■ THE INPUT ■
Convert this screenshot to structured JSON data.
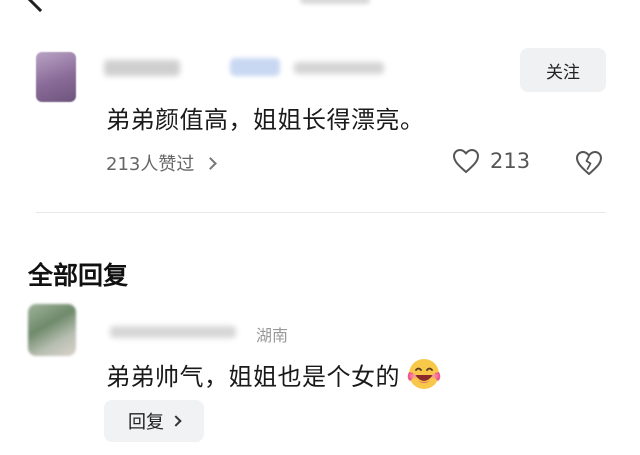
{
  "top_comment": {
    "follow_label": "关注",
    "text": "弟弟颜值高，姐姐长得漂亮。",
    "likers_label": "213人赞过",
    "like_count": "213"
  },
  "replies_section": {
    "title": "全部回复",
    "items": [
      {
        "location": "湖南",
        "text": "弟弟帅气，姐姐也是个女的",
        "emoji": "laughing-tears-emoji",
        "reply_label": "回复"
      }
    ]
  },
  "icons": {
    "back": "chevron-left-icon",
    "like": "heart-outline-icon",
    "dislike": "broken-heart-icon",
    "likers_more": "chevron-right-icon",
    "reply_more": "chevron-right-icon"
  }
}
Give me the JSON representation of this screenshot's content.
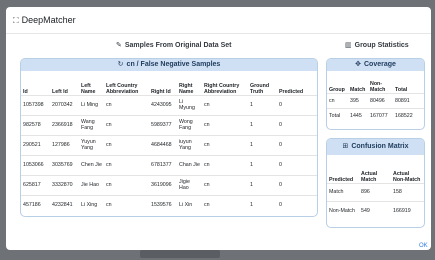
{
  "modal": {
    "title": "DeepMatcher",
    "title_icon": "expand-icon",
    "ok_label": "OK"
  },
  "samples": {
    "heading": "Samples From Original Data Set",
    "heading_icon": "wrench-icon",
    "table_title": "cn / False Negative Samples",
    "table_icon": "refresh-icon",
    "columns": [
      "Id",
      "Left Id",
      "Left Name",
      "Left Country Abbreviation",
      "Right Id",
      "Right Name",
      "Right Country Abbreviation",
      "Ground Truth",
      "Predicted"
    ],
    "rows": [
      [
        "1057398",
        "2070342",
        "Li Ming",
        "cn",
        "4243095",
        "Li Myung",
        "cn",
        "1",
        "0"
      ],
      [
        "982578",
        "2366918",
        "Wang Fang",
        "cn",
        "5989377",
        "Wong Fang",
        "cn",
        "1",
        "0"
      ],
      [
        "290521",
        "127986",
        "Yuyun Yang",
        "cn",
        "4684468",
        "iuyun Yang",
        "cn",
        "1",
        "0"
      ],
      [
        "1053066",
        "3035769",
        "Chen Jie",
        "cn",
        "6781377",
        "Chan Jie",
        "cn",
        "1",
        "0"
      ],
      [
        "625817",
        "3332870",
        "Jie Hao",
        "cn",
        "3619096",
        "Jigie Hao",
        "cn",
        "1",
        "0"
      ],
      [
        "457186",
        "4232841",
        "Li Xing",
        "cn",
        "1539576",
        "Li Xin",
        "cn",
        "1",
        "0"
      ]
    ]
  },
  "stats": {
    "heading": "Group Statistics",
    "heading_icon": "bar-chart-icon",
    "coverage": {
      "title": "Coverage",
      "icon": "puzzle-icon",
      "columns": [
        "Group",
        "Match",
        "Non-Match",
        "Total"
      ],
      "rows": [
        [
          "cn",
          "395",
          "80496",
          "80891"
        ],
        [
          "Total",
          "1445",
          "167077",
          "168522"
        ]
      ]
    },
    "confusion": {
      "title": "Confusion Matrix",
      "icon": "grid-icon",
      "columns": [
        "Predicted",
        "Actual Match",
        "Actual Non-Match"
      ],
      "rows": [
        [
          "Match",
          "896",
          "158"
        ],
        [
          "Non-Match",
          "549",
          "166919"
        ]
      ]
    }
  },
  "colors": {
    "card_header_bg": "#cfe0f4",
    "card_border": "#b9cfe6",
    "ok_link": "#2f7de1"
  }
}
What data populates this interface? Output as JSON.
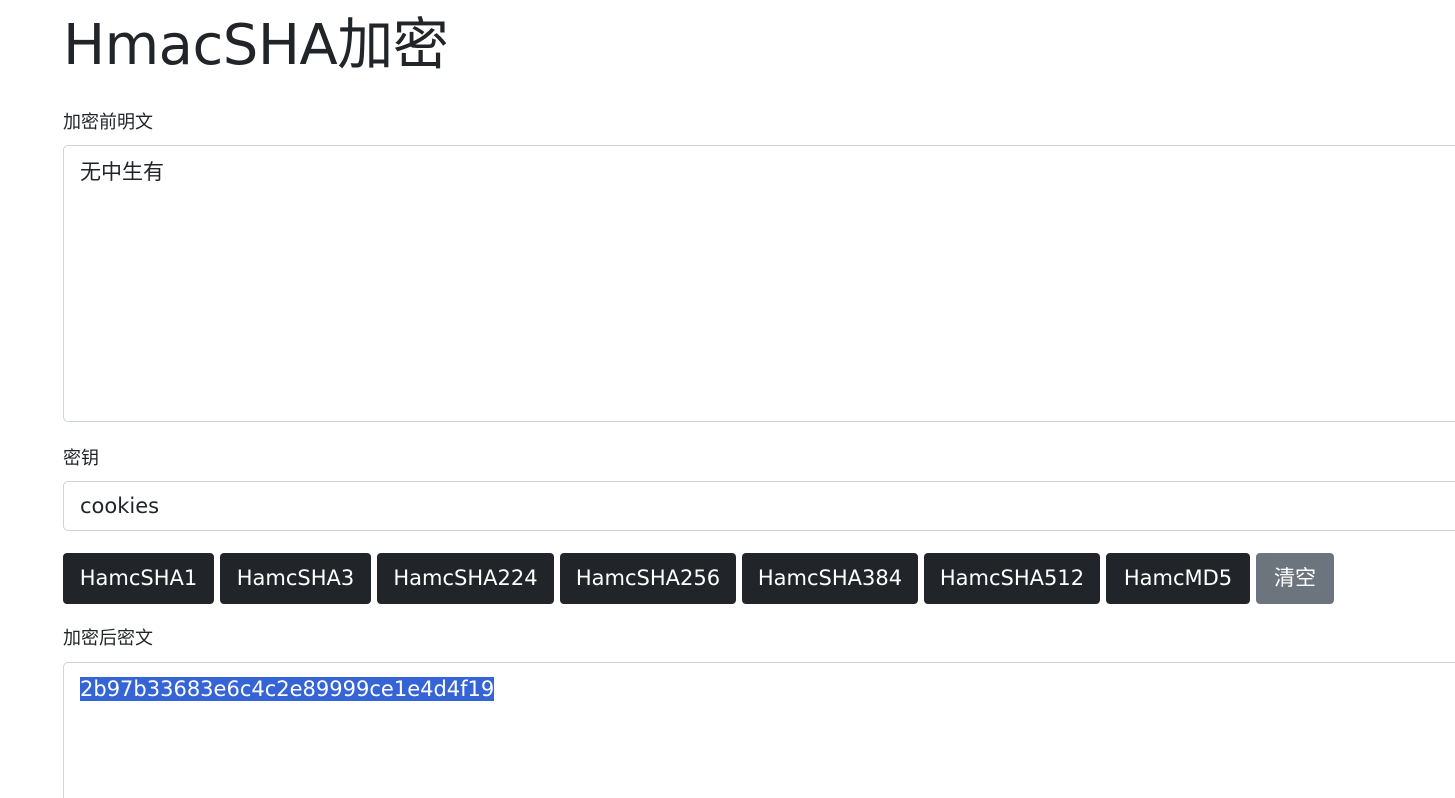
{
  "page": {
    "title": "HmacSHA加密"
  },
  "plaintext": {
    "label": "加密前明文",
    "value": "无中生有"
  },
  "key": {
    "label": "密钥",
    "value": "cookies"
  },
  "buttons": {
    "b1": "HamcSHA1",
    "b2": "HamcSHA3",
    "b3": "HamcSHA224",
    "b4": "HamcSHA256",
    "b5": "HamcSHA384",
    "b6": "HamcSHA512",
    "b7": "HamcMD5",
    "clear": "清空"
  },
  "ciphertext": {
    "label": "加密后密文",
    "value": "2b97b33683e6c4c2e89999ce1e4d4f19"
  },
  "colors": {
    "dark_button": "#212529",
    "clear_button": "#6c757d",
    "selection": "#3464d6"
  }
}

■ WHAT NEEDS TO BE DONE ■
Would you return the data exactly as written, without the pictures?

■ OUTPUT OF THE TASK ■
Convert this screenshot to structured JSON data.
{
  "top_comment": {
    "follow_label": "关注",
    "text": "弟弟颜值高，姐姐长得漂亮。",
    "likers_label": "213人赞过",
    "like_count": "213"
  },
  "replies_section": {
    "title": "全部回复",
    "items": [
      {
        "location": "湖南",
        "text": "弟弟帅气，姐姐也是个女的",
        "emoji": "laughing-tears-emoji",
        "reply_label": "回复"
      }
    ]
  },
  "icons": {
    "back": "chevron-left-icon",
    "like": "heart-outline-icon",
    "dislike": "broken-heart-icon",
    "likers_more": "chevron-right-icon",
    "reply_more": "chevron-right-icon"
  }
}
Give me the JSON representation of this screenshot's content.
{
  "modal": {
    "title": "DeepMatcher",
    "title_icon": "expand-icon",
    "ok_label": "OK"
  },
  "samples": {
    "heading": "Samples From Original Data Set",
    "heading_icon": "wrench-icon",
    "table_title": "cn / False Negative Samples",
    "table_icon": "refresh-icon",
    "columns": [
      "Id",
      "Left Id",
      "Left Name",
      "Left Country Abbreviation",
      "Right Id",
      "Right Name",
      "Right Country Abbreviation",
      "Ground Truth",
      "Predicted"
    ],
    "rows": [
      [
        "1057398",
        "2070342",
        "Li Ming",
        "cn",
        "4243095",
        "Li Myung",
        "cn",
        "1",
        "0"
      ],
      [
        "982578",
        "2366918",
        "Wang Fang",
        "cn",
        "5989377",
        "Wong Fang",
        "cn",
        "1",
        "0"
      ],
      [
        "290521",
        "127986",
        "Yuyun Yang",
        "cn",
        "4684468",
        "iuyun Yang",
        "cn",
        "1",
        "0"
      ],
      [
        "1053066",
        "3035769",
        "Chen Jie",
        "cn",
        "6781377",
        "Chan Jie",
        "cn",
        "1",
        "0"
      ],
      [
        "625817",
        "3332870",
        "Jie Hao",
        "cn",
        "3619096",
        "Jigie Hao",
        "cn",
        "1",
        "0"
      ],
      [
        "457186",
        "4232841",
        "Li Xing",
        "cn",
        "1539576",
        "Li Xin",
        "cn",
        "1",
        "0"
      ]
    ]
  },
  "stats": {
    "heading": "Group Statistics",
    "heading_icon": "bar-chart-icon",
    "coverage": {
      "title": "Coverage",
      "icon": "puzzle-icon",
      "columns": [
        "Group",
        "Match",
        "Non-Match",
        "Total"
      ],
      "rows": [
        [
          "cn",
          "395",
          "80496",
          "80891"
        ],
        [
          "Total",
          "1445",
          "167077",
          "168522"
        ]
      ]
    },
    "confusion": {
      "title": "Confusion Matrix",
      "icon": "grid-icon",
      "columns": [
        "Predicted",
        "Actual Match",
        "Actual Non-Match"
      ],
      "rows": [
        [
          "Match",
          "896",
          "158"
        ],
        [
          "Non-Match",
          "549",
          "166919"
        ]
      ]
    }
  },
  "colors": {
    "card_header_bg": "#cfe0f4",
    "card_border": "#b9cfe6",
    "ok_link": "#2f7de1"
  }
}
What data populates this interface? Output as JSON.
{
  "page": {
    "title": "HmacSHA加密"
  },
  "plaintext": {
    "label": "加密前明文",
    "value": "无中生有"
  },
  "key": {
    "label": "密钥",
    "value": "cookies"
  },
  "buttons": {
    "b1": "HamcSHA1",
    "b2": "HamcSHA3",
    "b3": "HamcSHA224",
    "b4": "HamcSHA256",
    "b5": "HamcSHA384",
    "b6": "HamcSHA512",
    "b7": "HamcMD5",
    "clear": "清空"
  },
  "ciphertext": {
    "label": "加密后密文",
    "value": "2b97b33683e6c4c2e89999ce1e4d4f19"
  },
  "colors": {
    "dark_button": "#212529",
    "clear_button": "#6c757d",
    "selection": "#3464d6"
  }
}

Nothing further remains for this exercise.